Exercise objective
Of the lines in the records that follow, how many include the word "platform"? Answer with a bare number.

Given information

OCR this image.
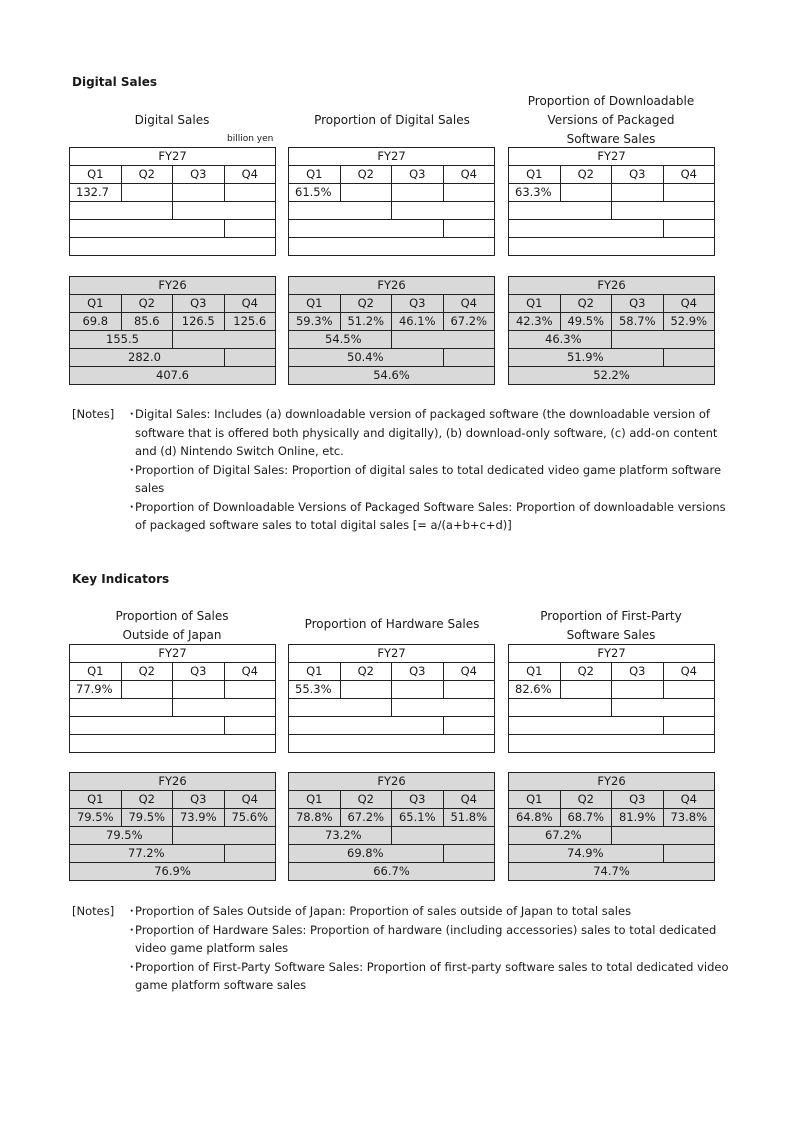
Digital Sales
Digital Sales
billion yen
Proportion of Digital Sales
Proportion of Downloadable
Versions of Packaged
Software Sales
FY27			
Q1	Q2	Q3	Q4
132.7			

FY27			
Q1	Q2	Q3	Q4
61.5%			

FY27			
Q1	Q2	Q3	Q4
63.3%			

FY26			
Q1	Q2	Q3	Q4
69.8	85.6	126.5	125.6
155.5			
282.0			
407.6			
FY26			
Q1	Q2	Q3	Q4
59.3%	51.2%	46.1%	67.2%
54.5%			
50.4%			
54.6%			
FY26			
Q1	Q2	Q3	Q4
42.3%	49.5%	58.7%	52.9%
46.3%			
51.9%			
52.2%			
[Notes] ・
Digital Sales: Includes (a) downloadable version of packaged software (the downloadable version of software that is offered both physically and digitally), (b) download-only software, (c) add-on content and (d) Nintendo Switch Online, etc.
・
Proportion of Digital Sales: Proportion of digital sales to total dedicated video game platform software sales
・
Proportion of Downloadable Versions of Packaged Software Sales: Proportion of downloadable versions of packaged software sales to total digital sales [= a/(a+b+c+d)]
Key Indicators
Proportion of Sales
Outside of Japan
Proportion of Hardware Sales
Proportion of First-Party
Software Sales
FY27			
Q1	Q2	Q3	Q4
77.9%			

FY27			
Q1	Q2	Q3	Q4
55.3%			

FY27			
Q1	Q2	Q3	Q4
82.6%			

FY26			
Q1	Q2	Q3	Q4
79.5%	79.5%	73.9%	75.6%
79.5%			
77.2%			
76.9%			
FY26			
Q1	Q2	Q3	Q4
78.8%	67.2%	65.1%	51.8%
73.2%			
69.8%			
66.7%			
FY26			
Q1	Q2	Q3	Q4
64.8%	68.7%	81.9%	73.8%
67.2%			
74.9%			
74.7%			
[Notes] ・
Proportion of Sales Outside of Japan: Proportion of sales outside of Japan to total sales
・
Proportion of Hardware Sales: Proportion of hardware (including accessories) sales to total dedicated video game platform sales
・
Proportion of First-Party Software Sales: Proportion of first-party software sales to total dedicated video game platform software sales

Response to this task
3